» Task to complete: Output every entry exactly as written.
--- Data to process ---
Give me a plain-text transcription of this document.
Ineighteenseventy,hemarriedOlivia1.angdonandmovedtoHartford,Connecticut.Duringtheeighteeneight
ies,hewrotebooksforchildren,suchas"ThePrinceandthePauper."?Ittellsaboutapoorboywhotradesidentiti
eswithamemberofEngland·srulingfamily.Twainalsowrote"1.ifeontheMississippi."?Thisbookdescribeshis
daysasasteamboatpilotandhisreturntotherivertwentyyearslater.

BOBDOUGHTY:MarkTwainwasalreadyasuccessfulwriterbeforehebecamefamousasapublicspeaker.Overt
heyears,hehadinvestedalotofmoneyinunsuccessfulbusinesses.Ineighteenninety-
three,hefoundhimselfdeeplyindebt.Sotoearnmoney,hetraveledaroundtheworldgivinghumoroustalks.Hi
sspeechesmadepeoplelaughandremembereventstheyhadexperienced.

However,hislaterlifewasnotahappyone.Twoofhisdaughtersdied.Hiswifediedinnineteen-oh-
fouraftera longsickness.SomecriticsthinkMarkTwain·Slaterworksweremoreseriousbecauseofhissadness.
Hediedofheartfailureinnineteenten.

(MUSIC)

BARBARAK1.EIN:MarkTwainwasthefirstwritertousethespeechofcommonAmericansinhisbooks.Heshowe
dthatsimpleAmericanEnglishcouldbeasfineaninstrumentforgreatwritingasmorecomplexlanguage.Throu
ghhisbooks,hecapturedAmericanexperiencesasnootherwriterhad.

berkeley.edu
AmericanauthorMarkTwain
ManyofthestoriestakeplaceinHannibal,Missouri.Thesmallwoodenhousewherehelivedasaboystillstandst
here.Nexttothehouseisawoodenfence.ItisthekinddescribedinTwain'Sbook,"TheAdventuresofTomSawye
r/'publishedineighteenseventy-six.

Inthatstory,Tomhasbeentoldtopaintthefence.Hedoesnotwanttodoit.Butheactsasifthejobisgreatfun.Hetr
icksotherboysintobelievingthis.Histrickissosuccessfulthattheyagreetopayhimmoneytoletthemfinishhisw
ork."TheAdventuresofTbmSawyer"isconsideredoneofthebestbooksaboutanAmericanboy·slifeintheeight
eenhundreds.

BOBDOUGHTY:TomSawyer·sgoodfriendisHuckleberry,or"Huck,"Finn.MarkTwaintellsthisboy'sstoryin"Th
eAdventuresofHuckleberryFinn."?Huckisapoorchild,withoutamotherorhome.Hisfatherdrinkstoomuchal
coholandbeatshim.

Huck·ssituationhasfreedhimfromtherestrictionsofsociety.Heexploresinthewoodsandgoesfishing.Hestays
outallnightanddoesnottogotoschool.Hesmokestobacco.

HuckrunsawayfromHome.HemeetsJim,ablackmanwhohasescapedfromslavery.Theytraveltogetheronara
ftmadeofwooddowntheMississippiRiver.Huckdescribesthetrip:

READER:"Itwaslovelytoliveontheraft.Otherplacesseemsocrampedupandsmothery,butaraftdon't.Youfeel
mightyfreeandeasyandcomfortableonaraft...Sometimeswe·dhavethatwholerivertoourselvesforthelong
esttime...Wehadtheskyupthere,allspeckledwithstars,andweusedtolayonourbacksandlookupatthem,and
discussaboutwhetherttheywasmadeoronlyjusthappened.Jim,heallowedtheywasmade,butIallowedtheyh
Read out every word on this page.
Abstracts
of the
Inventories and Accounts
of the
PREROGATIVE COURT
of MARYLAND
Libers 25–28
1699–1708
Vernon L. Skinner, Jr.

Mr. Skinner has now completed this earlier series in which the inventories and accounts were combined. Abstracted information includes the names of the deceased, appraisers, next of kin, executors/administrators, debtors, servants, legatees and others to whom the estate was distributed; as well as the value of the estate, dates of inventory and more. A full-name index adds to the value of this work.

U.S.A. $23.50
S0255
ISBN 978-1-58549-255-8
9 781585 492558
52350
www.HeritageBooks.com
---
» Finished answer:
Give me a plain-text transcription of this document.
Ineighteenseventy,hemarriedOlivia1.angdonandmovedtoHartford,Connecticut.Duringtheeighteeneight
ies,hewrotebooksforchildren,suchas"ThePrinceandthePauper."?Ittellsaboutapoorboywhotradesidentiti
eswithamemberofEngland·srulingfamily.Twainalsowrote"1.ifeontheMississippi."?Thisbookdescribeshis
daysasasteamboatpilotandhisreturntotherivertwentyyearslater.

BOBDOUGHTY:MarkTwainwasalreadyasuccessfulwriterbeforehebecamefamousasapublicspeaker.Overt
heyears,hehadinvestedalotofmoneyinunsuccessfulbusinesses.Ineighteenninety-
three,hefoundhimselfdeeplyindebt.Sotoearnmoney,hetraveledaroundtheworldgivinghumoroustalks.Hi
sspeechesmadepeoplelaughandremembereventstheyhadexperienced.

However,hislaterlifewasnotahappyone.Twoofhisdaughtersdied.Hiswifediedinnineteen-oh-
fouraftera longsickness.SomecriticsthinkMarkTwain·Slaterworksweremoreseriousbecauseofhissadness.
Hediedofheartfailureinnineteenten.

(MUSIC)

BARBARAK1.EIN:MarkTwainwasthefirstwritertousethespeechofcommonAmericansinhisbooks.Heshowe
dthatsimpleAmericanEnglishcouldbeasfineaninstrumentforgreatwritingasmorecomplexlanguage.Throu
ghhisbooks,hecapturedAmericanexperiencesasnootherwriterhad.

berkeley.edu
AmericanauthorMarkTwain
ManyofthestoriestakeplaceinHannibal,Missouri.Thesmallwoodenhousewherehelivedasaboystillstandst
here.Nexttothehouseisawoodenfence.ItisthekinddescribedinTwain'Sbook,"TheAdventuresofTomSawye
r/'publishedineighteenseventy-six.

Inthatstory,Tomhasbeentoldtopaintthefence.Hedoesnotwanttodoit.Butheactsasifthejobisgreatfun.Hetr
icksotherboysintobelievingthis.Histrickissosuccessfulthattheyagreetopayhimmoneytoletthemfinishhisw
ork."TheAdventuresofTbmSawyer"isconsideredoneofthebestbooksaboutanAmericanboy·slifeintheeight
eenhundreds.

BOBDOUGHTY:TomSawyer·sgoodfriendisHuckleberry,or"Huck,"Finn.MarkTwaintellsthisboy'sstoryin"Th
eAdventuresofHuckleberryFinn."?Huckisapoorchild,withoutamotherorhome.Hisfatherdrinkstoomuchal
coholandbeatshim.

Huck·ssituationhasfreedhimfromtherestrictionsofsociety.Heexploresinthewoodsandgoesfishing.Hestays
outallnightanddoesnottogotoschool.Hesmokestobacco.

HuckrunsawayfromHome.HemeetsJim,ablackmanwhohasescapedfromslavery.Theytraveltogetheronara
ftmadeofwooddowntheMississippiRiver.Huckdescribesthetrip:

READER:"Itwaslovelytoliveontheraft.Otherplacesseemsocrampedupandsmothery,butaraftdon't.Youfeel
mightyfreeandeasyandcomfortableonaraft...Sometimeswe·dhavethatwholerivertoourselvesforthelong
esttime...Wehadtheskyupthere,allspeckledwithstars,andweusedtolayonourbacksandlookupatthem,and
discussaboutwhetherttheywasmadeoronlyjusthappened.Jim,heallowedtheywasmade,butIallowedtheyh
Read out every word on this page.
Abstracts
of the
Inventories and Accounts
of the
PREROGATIVE COURT
of MARYLAND
Libers 25–28
1699–1708
Vernon L. Skinner, Jr.

Mr. Skinner has now completed this earlier series in which the inventories and accounts were combined. Abstracted information includes the names of the deceased, appraisers, next of kin, executors/administrators, debtors, servants, legatees and others to whom the estate was distributed; as well as the value of the estate, dates of inventory and more. A full-name index adds to the value of this work.

U.S.A. $23.50
S0255
ISBN 978-1-58549-255-8
9 781585 492558
52350
www.HeritageBooks.com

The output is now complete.